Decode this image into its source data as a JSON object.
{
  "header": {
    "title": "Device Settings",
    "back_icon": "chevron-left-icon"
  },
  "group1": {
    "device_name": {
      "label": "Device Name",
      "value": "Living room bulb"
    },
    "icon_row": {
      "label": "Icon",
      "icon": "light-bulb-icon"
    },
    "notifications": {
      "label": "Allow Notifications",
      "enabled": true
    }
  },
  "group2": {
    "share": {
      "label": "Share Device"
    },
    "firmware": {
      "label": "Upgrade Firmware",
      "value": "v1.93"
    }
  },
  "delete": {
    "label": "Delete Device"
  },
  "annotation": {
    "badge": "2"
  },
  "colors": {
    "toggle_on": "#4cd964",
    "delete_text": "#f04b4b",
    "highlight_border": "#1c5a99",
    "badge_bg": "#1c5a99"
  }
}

····················

The request. Take every line from the records above that has the word "bulb" and copy it.

Solution.
      "value": "Living room bulb"
      "icon": "light-bulb-icon"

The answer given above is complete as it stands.